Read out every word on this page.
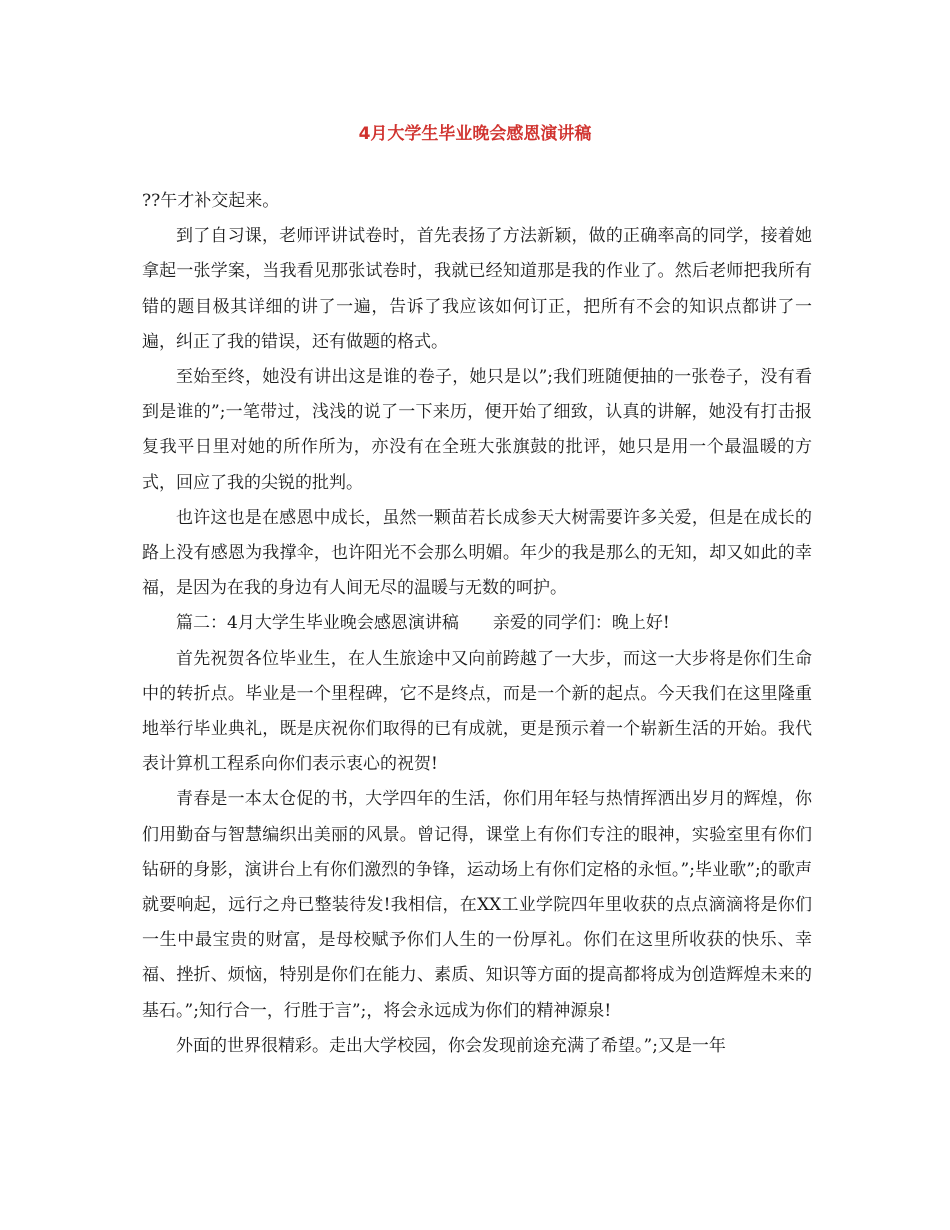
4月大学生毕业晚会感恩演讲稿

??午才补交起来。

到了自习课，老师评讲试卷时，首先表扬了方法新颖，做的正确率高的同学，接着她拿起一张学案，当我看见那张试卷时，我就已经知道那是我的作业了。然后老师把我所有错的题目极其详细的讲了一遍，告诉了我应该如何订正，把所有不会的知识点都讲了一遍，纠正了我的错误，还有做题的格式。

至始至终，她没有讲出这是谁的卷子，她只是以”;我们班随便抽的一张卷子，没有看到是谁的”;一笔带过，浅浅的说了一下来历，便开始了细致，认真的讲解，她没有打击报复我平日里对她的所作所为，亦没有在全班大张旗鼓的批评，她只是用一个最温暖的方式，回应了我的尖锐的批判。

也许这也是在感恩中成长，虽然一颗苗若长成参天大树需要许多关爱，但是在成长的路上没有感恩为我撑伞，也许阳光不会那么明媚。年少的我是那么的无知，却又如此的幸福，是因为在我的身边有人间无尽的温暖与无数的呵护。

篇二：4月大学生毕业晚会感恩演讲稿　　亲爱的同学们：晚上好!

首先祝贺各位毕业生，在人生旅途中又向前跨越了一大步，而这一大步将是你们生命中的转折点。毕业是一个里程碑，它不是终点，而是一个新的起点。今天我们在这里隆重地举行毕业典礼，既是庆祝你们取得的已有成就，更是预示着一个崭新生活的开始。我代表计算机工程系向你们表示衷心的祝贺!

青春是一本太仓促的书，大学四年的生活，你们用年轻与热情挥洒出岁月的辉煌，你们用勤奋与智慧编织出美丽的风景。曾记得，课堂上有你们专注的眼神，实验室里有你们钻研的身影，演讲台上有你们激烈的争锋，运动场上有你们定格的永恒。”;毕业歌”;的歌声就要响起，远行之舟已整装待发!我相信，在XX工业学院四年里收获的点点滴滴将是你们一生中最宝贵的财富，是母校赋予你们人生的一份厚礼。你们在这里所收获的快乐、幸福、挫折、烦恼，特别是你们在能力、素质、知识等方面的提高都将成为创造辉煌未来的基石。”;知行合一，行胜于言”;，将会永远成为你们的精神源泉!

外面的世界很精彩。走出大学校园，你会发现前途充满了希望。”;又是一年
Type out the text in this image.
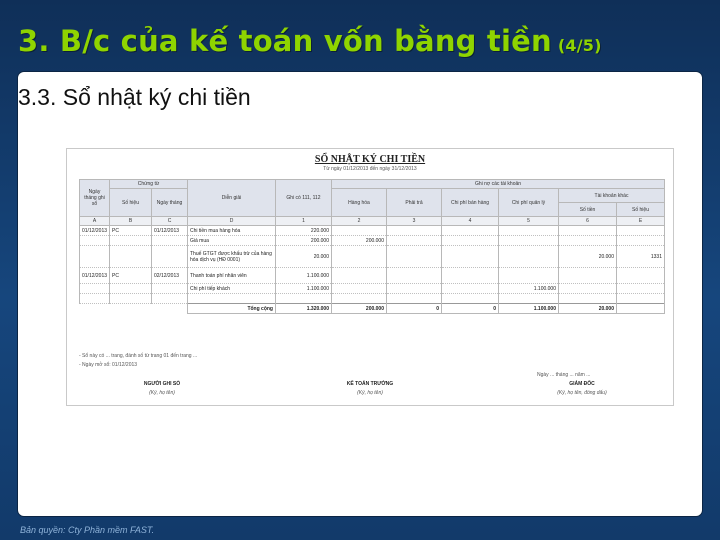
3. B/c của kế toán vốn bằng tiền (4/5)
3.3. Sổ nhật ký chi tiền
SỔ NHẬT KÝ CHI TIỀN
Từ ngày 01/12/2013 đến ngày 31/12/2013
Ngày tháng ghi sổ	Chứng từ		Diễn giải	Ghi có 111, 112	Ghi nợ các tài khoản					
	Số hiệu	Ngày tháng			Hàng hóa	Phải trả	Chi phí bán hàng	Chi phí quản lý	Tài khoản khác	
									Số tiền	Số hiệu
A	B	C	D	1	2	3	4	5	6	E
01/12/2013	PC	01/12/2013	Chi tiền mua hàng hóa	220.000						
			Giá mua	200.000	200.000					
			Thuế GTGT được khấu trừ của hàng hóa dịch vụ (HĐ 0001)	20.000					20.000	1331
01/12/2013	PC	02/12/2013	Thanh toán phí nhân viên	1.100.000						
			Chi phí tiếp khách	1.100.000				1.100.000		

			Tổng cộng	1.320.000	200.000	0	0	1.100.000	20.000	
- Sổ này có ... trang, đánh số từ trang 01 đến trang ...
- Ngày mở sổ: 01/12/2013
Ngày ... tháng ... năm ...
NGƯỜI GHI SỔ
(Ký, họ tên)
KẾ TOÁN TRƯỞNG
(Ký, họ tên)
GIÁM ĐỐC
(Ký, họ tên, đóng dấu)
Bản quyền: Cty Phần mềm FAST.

What to produce:
Looking at the listing above, count the lines that contain "khoản" and give nothing but the number.

Final answer:
2